— Begin —

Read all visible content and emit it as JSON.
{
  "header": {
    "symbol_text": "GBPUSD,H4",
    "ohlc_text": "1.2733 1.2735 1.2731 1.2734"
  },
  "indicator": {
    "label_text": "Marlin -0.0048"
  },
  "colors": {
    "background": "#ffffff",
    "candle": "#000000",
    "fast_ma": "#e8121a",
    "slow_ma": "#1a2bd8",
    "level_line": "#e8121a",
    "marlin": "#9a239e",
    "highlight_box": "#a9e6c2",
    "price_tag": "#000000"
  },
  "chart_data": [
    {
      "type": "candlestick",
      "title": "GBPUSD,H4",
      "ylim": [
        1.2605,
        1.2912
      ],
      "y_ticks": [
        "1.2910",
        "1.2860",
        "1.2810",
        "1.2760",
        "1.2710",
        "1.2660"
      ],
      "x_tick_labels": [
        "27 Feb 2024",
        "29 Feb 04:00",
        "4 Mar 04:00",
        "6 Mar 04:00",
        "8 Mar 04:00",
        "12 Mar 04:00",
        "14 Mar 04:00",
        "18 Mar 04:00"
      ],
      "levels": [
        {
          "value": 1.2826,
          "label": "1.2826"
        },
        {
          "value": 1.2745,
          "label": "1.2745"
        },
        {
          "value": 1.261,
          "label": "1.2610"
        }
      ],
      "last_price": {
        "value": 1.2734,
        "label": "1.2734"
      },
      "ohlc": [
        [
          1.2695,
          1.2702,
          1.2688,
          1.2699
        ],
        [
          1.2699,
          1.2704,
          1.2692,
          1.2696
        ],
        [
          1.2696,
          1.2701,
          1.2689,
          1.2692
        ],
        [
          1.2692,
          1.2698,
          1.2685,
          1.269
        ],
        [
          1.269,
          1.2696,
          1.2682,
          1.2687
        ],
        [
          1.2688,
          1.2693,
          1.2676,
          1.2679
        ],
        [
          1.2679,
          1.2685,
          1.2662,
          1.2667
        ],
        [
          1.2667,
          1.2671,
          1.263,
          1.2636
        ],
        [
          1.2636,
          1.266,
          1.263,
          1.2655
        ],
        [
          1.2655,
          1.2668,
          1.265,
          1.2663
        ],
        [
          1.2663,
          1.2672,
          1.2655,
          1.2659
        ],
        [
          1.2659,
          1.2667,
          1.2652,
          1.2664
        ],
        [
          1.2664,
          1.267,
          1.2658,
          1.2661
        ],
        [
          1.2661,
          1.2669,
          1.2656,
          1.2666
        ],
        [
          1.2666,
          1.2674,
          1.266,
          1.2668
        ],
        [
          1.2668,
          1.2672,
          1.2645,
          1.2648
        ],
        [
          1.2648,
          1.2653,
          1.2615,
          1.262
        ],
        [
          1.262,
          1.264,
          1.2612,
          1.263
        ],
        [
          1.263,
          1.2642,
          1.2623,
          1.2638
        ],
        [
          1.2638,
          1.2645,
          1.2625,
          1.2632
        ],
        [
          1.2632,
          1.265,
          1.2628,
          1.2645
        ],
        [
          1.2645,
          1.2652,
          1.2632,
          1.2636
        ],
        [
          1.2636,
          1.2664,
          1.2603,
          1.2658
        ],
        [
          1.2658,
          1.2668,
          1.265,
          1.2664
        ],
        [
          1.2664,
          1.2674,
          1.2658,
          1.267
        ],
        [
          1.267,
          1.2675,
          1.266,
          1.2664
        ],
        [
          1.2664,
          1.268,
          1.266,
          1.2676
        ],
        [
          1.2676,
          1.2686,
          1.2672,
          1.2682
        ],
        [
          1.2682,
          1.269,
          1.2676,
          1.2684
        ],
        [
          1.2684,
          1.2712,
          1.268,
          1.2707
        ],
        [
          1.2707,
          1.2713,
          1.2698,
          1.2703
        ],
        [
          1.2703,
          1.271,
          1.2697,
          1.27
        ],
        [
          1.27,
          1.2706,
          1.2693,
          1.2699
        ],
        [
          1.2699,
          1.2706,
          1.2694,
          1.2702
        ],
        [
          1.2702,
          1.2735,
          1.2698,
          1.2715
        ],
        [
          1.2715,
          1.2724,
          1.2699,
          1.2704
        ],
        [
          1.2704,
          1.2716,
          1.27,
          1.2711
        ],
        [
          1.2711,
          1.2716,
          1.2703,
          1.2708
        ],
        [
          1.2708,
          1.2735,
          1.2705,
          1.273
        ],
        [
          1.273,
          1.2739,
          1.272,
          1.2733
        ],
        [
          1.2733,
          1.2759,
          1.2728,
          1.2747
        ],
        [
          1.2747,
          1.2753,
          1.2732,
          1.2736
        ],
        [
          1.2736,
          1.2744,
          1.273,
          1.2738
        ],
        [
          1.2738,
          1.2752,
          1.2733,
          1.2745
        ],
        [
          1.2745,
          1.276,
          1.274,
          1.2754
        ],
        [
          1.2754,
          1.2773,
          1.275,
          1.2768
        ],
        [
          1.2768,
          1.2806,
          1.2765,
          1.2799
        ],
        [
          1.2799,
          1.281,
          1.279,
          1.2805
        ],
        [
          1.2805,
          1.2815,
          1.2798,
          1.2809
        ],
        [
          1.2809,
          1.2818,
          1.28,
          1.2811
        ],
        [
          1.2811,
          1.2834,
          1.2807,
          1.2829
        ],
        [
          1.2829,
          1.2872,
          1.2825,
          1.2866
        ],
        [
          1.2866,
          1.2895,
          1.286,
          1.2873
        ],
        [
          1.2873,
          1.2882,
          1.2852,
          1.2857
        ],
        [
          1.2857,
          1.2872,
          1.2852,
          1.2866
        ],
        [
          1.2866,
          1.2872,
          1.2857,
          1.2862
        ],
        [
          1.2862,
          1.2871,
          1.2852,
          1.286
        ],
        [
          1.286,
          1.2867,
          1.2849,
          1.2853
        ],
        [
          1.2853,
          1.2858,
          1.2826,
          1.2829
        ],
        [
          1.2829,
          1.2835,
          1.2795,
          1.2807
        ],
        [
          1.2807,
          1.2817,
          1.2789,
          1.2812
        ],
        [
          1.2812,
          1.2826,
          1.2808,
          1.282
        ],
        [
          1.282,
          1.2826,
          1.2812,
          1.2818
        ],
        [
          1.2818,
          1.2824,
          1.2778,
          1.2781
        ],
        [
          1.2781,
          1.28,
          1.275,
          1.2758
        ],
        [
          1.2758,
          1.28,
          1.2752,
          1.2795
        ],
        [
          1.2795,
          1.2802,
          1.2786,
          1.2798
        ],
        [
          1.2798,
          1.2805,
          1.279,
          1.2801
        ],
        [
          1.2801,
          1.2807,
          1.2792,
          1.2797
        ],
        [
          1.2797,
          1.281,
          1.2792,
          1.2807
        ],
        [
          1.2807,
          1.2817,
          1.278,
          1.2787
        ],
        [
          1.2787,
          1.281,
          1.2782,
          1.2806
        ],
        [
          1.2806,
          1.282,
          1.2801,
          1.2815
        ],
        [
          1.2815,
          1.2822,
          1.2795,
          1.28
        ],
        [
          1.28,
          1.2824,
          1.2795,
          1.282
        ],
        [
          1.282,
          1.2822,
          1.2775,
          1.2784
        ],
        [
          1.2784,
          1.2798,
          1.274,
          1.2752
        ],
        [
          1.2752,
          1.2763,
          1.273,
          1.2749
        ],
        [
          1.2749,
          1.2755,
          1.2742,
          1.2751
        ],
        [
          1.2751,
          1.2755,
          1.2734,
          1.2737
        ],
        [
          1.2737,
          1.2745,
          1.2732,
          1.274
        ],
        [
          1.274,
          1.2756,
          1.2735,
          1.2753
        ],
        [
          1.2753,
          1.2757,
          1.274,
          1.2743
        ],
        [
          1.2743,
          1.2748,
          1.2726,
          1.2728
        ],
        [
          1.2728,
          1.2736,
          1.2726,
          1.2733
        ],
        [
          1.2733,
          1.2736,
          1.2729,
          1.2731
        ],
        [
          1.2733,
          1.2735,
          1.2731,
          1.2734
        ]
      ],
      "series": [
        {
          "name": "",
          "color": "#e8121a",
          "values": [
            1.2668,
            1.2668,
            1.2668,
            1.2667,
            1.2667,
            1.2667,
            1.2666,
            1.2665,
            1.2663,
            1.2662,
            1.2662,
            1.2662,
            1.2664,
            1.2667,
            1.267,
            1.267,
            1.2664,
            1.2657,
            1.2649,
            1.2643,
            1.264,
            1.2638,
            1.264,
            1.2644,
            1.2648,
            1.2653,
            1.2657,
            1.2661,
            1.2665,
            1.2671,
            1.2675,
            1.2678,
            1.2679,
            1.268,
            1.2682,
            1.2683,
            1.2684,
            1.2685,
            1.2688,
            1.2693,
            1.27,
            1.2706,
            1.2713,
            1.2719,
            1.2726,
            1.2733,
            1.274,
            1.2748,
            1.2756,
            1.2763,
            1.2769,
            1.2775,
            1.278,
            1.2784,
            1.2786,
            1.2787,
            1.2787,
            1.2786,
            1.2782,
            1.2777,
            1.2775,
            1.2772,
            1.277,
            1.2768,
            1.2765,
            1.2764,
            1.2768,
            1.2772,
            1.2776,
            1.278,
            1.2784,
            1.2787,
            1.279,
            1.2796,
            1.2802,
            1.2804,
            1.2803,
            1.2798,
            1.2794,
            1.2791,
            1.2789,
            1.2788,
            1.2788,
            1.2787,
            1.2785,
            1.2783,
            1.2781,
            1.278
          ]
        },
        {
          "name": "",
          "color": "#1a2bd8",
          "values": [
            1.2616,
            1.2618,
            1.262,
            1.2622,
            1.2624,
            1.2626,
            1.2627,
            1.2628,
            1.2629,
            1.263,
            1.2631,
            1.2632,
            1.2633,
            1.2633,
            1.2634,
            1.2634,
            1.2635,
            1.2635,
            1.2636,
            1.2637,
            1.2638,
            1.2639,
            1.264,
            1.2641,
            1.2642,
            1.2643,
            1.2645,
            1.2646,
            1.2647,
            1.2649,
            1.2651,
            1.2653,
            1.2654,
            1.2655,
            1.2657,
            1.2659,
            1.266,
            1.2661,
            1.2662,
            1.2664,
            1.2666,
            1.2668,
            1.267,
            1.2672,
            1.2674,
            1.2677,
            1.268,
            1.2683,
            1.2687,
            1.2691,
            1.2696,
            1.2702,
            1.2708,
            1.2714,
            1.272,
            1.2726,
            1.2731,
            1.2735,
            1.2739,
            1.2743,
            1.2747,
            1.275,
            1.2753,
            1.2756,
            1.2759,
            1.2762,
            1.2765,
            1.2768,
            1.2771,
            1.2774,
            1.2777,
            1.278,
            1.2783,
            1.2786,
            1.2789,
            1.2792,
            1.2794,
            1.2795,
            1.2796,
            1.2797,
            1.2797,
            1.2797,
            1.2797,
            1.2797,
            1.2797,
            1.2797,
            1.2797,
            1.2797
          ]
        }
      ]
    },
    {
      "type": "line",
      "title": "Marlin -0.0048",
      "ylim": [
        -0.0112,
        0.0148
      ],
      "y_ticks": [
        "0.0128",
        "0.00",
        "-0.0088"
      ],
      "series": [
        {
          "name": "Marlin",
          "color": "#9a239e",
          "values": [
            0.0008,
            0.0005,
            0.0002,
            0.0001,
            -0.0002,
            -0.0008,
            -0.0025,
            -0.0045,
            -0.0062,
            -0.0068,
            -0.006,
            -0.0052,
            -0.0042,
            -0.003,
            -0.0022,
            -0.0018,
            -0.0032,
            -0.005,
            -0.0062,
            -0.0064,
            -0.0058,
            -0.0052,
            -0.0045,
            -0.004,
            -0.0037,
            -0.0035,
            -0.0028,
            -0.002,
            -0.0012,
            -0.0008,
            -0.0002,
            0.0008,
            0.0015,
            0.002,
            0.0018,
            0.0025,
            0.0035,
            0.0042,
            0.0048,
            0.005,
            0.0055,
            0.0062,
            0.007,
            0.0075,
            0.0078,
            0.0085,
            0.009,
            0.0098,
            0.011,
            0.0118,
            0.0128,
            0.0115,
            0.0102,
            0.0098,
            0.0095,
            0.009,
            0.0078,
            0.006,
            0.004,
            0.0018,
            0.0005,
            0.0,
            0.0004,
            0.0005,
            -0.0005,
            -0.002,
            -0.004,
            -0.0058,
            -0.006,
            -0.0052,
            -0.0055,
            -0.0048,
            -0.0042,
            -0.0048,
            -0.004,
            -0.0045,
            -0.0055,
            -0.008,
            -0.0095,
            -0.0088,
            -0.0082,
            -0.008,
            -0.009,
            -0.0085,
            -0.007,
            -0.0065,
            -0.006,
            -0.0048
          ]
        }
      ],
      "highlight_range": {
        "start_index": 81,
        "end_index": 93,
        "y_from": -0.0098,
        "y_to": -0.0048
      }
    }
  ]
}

— End —

- **What you will do**: Select the lines from the entries that include the word "GBPUSD".

- **Result**:
    "symbol_text": "GBPUSD,H4",
      "title": "GBPUSD,H4",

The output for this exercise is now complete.